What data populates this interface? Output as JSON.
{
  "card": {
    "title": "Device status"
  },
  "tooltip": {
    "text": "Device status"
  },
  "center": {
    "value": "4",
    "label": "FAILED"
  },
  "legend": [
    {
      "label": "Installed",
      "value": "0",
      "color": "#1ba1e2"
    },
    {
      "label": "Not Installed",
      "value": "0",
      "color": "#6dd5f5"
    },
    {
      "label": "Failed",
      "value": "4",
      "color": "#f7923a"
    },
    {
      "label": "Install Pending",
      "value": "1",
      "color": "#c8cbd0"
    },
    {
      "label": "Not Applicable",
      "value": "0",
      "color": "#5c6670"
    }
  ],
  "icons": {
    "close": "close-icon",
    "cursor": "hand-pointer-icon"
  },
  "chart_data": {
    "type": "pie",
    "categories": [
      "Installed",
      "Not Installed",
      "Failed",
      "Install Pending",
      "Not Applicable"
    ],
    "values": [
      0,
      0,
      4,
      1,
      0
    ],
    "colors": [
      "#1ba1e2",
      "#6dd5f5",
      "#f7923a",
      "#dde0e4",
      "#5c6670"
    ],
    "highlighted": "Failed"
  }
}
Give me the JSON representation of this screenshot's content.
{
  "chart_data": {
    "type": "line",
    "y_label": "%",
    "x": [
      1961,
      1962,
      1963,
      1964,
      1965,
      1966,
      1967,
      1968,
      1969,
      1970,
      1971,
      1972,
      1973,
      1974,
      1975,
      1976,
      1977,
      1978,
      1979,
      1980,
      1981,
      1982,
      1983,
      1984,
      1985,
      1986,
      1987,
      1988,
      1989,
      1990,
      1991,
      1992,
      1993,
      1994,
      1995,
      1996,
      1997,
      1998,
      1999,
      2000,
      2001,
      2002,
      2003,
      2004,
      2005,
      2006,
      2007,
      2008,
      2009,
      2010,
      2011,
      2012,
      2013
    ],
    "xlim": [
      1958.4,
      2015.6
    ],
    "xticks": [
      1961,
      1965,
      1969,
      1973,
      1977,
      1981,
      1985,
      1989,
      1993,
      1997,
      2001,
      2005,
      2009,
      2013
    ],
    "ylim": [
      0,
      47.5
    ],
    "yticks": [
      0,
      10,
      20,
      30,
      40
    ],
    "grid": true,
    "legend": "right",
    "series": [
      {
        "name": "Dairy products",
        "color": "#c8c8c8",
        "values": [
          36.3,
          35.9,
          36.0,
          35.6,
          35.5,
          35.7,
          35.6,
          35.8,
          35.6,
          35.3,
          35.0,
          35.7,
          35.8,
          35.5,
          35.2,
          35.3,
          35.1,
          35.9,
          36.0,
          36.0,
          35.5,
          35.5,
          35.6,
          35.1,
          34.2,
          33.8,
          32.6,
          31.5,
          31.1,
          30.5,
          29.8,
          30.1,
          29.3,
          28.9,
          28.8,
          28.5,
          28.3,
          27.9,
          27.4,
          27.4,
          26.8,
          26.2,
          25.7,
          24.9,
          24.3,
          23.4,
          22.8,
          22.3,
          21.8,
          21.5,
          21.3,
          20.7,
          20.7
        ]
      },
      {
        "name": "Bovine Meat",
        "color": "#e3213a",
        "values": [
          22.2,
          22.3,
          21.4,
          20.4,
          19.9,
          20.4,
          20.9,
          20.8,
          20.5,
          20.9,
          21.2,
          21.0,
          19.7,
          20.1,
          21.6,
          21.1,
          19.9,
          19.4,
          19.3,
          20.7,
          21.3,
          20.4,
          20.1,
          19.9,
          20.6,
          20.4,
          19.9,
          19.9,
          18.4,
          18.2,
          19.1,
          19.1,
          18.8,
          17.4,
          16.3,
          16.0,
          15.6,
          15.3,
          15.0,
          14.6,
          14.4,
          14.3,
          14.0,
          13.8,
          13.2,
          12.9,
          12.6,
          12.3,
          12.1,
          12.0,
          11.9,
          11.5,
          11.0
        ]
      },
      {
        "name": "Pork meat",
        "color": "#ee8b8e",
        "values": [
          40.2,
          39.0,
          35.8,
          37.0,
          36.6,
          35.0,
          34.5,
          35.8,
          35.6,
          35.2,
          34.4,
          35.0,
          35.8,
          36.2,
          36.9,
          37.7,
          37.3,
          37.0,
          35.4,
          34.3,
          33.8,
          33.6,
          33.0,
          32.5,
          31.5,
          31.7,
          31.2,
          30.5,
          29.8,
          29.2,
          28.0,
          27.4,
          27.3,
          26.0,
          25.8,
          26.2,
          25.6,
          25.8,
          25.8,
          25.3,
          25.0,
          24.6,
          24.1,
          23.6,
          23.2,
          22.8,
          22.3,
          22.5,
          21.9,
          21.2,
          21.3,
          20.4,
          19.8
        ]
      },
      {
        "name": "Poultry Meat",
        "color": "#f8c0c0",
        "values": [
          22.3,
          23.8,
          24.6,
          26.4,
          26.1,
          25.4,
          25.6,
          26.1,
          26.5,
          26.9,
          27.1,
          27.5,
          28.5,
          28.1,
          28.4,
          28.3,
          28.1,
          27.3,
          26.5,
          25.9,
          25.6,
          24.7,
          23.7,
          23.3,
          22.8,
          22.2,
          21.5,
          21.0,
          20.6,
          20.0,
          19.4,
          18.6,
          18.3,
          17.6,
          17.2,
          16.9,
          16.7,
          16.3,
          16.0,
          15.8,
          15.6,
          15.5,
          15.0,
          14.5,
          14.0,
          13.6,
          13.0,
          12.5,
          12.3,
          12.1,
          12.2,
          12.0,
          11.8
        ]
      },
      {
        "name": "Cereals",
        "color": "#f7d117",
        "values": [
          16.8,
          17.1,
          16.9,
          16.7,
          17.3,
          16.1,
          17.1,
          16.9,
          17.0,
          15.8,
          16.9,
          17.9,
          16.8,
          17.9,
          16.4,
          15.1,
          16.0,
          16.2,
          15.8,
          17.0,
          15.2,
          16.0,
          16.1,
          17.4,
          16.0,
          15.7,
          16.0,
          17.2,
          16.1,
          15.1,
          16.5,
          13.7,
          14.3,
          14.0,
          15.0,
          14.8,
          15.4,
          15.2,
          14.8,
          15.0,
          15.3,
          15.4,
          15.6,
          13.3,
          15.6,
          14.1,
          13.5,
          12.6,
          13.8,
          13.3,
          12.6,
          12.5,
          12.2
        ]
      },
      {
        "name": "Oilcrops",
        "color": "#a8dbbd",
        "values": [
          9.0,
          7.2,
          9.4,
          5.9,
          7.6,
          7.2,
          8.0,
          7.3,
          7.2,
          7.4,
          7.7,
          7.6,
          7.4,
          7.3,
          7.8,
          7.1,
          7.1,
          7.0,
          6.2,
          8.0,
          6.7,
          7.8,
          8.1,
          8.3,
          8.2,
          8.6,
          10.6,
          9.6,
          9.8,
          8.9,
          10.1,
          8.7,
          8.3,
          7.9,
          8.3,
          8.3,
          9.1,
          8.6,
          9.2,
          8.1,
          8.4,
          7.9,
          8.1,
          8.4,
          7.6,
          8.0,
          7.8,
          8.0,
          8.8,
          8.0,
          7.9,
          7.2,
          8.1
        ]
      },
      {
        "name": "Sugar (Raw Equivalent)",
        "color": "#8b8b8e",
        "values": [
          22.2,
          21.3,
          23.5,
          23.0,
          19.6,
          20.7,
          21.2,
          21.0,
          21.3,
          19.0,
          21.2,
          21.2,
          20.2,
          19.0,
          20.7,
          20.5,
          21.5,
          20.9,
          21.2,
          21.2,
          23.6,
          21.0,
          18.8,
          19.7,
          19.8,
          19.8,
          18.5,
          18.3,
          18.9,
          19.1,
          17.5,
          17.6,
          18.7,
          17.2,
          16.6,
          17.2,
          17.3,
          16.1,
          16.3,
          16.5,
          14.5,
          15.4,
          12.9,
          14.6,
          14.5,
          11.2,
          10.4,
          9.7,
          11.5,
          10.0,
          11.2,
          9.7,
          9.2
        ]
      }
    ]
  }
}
******
* [SET TASK]: Select the lines that carry the string "Applicable" and copy them.

* [SOLUTION TO THIS TASK]:
      "label": "Not Applicable",
      "Not Applicable"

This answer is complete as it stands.